Kutipan Sumber
· · · ·

Jelas bahwa kriteria masyarakat yang bersih, disiplin, menjaga nilai-nilai moral, keadilan, persamaan, pemerataan pendapatan, dan yang sejenisnya merupakan karakter pokok masyarakat yang menerapkan nilai-nilai ajaran Islam. Setidaknya, kriteria tersebut semakin lama semakin jelas dan tampak setelah sebelumnya jauh dari nilai-nilai Islam. Sehingga kebersihan, kedisiplinan, moralitas, keadilan, kehidupan layak, dll semakin merata dan dirasakan.

Demikian itulah seharusnya. Namun, hal tersebut sama sekali tidak terjadi di Republik Islam Iran. Kenapa? Penulis mengajak untuk melihat ke dalam ajaran Syiah dengan komposisinya yang spesifik. Menurut hemat penulis, ada dua faktor yang dominan: (1) kelas mullah, dan (2) konsep wilayah versi Syiah.

Bagian berikut akan mengurai peran kedua faktor tersebut dalam menciptakan kebangkrutan dan amoralitas.

Pertama, Kelas Mullah

Salah satu perbedaan fundamental antara Islam dengan agama-agama sebelumnya, khususnya Nasrani, adalah dihapuskannya kelas pendeta.

Nasrani, misalnya, memosisikan gereja sebagai pengatur urusan agama. Kelas pendeta mengelola gereja dan menjadi mata rantai penghubung antara penganut Nasrani dengan Allah. Kelas pendeta ini dahulu memberikan pengampunan, memonopoli pemahaman agama, mengancam neraka kepada pihak-pihak yang menyelisihi gereja, serta bisa mengkavling Syurga bagi yang mampu menyerahkan bayaran kepada gereja.

· · · ·

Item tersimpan
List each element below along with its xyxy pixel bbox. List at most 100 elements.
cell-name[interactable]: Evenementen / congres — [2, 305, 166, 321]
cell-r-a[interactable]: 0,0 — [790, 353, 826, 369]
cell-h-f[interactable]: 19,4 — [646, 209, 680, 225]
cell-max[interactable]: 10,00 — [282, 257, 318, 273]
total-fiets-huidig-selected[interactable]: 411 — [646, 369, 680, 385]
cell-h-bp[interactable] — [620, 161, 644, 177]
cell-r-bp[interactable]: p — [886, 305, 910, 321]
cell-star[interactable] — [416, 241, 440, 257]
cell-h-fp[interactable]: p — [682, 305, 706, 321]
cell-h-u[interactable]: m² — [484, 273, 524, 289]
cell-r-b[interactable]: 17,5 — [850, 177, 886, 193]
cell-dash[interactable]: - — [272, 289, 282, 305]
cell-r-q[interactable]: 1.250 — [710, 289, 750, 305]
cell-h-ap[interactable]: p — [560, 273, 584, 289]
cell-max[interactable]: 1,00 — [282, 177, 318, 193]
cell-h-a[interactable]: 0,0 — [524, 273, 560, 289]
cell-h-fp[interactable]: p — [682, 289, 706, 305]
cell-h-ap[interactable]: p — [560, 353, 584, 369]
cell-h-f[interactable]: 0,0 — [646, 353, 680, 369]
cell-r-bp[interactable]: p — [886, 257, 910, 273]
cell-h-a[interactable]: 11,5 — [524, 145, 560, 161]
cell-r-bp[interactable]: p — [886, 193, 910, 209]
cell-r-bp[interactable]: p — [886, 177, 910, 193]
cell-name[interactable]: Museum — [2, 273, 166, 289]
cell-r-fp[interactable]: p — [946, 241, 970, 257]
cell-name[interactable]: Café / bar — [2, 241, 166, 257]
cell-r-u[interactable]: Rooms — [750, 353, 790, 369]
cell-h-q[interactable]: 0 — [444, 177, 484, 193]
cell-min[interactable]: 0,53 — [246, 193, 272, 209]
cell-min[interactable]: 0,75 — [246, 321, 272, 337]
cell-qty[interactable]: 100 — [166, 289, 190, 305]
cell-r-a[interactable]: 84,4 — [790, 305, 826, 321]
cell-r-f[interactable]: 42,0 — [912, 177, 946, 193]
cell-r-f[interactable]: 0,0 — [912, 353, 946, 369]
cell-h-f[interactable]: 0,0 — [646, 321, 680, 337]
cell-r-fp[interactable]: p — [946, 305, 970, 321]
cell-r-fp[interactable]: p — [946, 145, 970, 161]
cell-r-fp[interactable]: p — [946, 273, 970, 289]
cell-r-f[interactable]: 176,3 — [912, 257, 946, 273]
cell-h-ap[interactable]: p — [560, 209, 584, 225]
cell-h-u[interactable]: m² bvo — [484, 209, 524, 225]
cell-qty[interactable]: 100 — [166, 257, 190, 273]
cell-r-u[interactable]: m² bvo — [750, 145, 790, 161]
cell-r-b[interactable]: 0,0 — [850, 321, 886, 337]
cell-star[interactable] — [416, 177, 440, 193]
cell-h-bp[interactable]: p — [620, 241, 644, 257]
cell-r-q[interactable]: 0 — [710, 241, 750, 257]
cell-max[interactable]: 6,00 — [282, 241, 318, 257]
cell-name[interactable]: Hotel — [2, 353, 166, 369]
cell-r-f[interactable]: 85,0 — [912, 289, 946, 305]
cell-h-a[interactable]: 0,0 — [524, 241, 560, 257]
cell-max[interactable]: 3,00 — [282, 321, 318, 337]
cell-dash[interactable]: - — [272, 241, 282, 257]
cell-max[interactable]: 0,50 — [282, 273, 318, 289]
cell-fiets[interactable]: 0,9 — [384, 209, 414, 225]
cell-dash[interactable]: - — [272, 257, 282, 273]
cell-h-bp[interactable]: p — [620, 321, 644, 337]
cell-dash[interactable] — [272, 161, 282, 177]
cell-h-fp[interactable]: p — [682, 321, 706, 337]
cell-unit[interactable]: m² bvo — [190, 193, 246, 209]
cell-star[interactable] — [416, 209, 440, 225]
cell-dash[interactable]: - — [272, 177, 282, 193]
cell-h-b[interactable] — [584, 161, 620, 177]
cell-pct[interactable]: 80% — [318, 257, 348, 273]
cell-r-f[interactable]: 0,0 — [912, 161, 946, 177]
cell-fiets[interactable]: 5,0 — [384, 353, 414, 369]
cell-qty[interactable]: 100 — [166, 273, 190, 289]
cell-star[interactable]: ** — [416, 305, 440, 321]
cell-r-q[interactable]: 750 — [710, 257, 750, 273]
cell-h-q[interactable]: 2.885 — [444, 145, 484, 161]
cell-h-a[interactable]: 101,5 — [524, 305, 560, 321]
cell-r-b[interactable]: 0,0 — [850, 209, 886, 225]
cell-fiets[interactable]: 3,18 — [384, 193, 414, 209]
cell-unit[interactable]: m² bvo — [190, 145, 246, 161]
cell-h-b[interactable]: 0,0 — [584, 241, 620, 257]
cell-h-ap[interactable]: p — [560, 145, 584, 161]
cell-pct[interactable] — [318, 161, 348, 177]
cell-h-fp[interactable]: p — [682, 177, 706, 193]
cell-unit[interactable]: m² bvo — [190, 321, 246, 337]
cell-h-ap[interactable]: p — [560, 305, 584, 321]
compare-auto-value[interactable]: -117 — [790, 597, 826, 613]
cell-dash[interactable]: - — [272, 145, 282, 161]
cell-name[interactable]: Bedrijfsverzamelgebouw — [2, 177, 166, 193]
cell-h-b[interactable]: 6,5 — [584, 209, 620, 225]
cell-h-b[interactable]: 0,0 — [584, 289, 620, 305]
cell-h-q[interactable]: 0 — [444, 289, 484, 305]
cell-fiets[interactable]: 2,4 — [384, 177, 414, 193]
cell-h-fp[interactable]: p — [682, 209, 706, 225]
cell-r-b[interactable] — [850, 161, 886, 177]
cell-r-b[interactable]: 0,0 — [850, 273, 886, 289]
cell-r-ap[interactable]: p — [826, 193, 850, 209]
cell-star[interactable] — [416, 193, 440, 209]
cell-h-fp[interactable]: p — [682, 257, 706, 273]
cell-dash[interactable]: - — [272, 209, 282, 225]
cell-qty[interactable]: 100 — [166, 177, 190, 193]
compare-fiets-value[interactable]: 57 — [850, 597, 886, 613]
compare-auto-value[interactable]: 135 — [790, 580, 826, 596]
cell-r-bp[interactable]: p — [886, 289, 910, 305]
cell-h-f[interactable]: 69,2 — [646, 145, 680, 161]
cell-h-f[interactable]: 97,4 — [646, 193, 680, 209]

· · · ·

Lanjutkan kutipan tentang kelas mullah dan konsep wilayah Syiah, mulai tepat setelah kalimat terakhirnya.

Kelas pendeta inilah yang dalam masyarakat Eropa merupakan faktor penting mewabahnya kerusakan moral. Inilah yang menjadi latar belakang bangkitnya revolusi Martin Luther di Jerman. Revolusi yang melahirkan Protestanisme di awal abad ke-16 M. Latar belakang sama yang membangkitkan Revolusi Prancis di akhir abad ke-18 (1789 M), yang berhasil mengakhiri koalisi antara feodalisme tuan tanah dengan gereja dan melahirkan era modern.

Islam menghapuskan konsep kependetaan dan menetapkan bahwa hubungan antara hamba dengan Rabbnya tidak memerlukan perantara. Lantaran itu, Al-Qur’an mengecam kaum Musyrik yang menjadikan patung berhala sebagai perantara kepada Allah.

أَلا لِلَّهِ الدِّينُ الْـخَالِصُ وَالَّذِينَ اتَّخَذُوا مِن دُونِهِ أَوْلِيَاءَ مَا نَعْبُدُهُمْ إلَّا لِيُقَرِّبُونَا إلَى اللَّهِ زُلْفَى

“Ingatlah, hanya kepunyaan Allah-lah agama yang bersih (dari syirik). Dan orang-orang yang mengambil pelindung selain Allah (berkata): ‘Kami tidak menyembah mereka melainkan supaya mereka mendekatkan kami kepada Allah dengan sedekat- dekatnya.” (QS. al-Zumar/39: 3)

Al-Qur’an mengajarkan kepada setiap Muslim untuk hanya berdoa kepada Allah, tidak kepada selain-Nya dan tanpa perantara.

وَقَالَ رَبُّكُمُ ادْعُونِي أَسْتَجِبْ لَكُمْ إنَّ الَّذِينَ يَسْتَكْبِرُونَ عَنْ عِبَادَتِي سَيَدْخُلُونَ جَهَنَّمَ دَاخِرِينَ

“Dan Tuhanmu berfirman: ‘Berdoalah kepada-Ku, niscaya akan Kuperkenankan bagimu. Sesungguhnya orang-orang yang menyombongkan diri dari menyembah-Ku akan masuk neraka Jahannam dalam keadaan hina dina.” (QS. Ghafir: 60)

Patut dicatat bahwa Syiah mewajibkan kepada setiap pengikutnya untuk terikat kepada seorang marja’ Syiah kontemporer. Selanjutnya, dia harus komitmen taat kepadanya, menyetor khumus (1/5 harta), taklid kepada ajaran ibadahnya, menjadikannya sumber fatwa, serta loyal kepadanya.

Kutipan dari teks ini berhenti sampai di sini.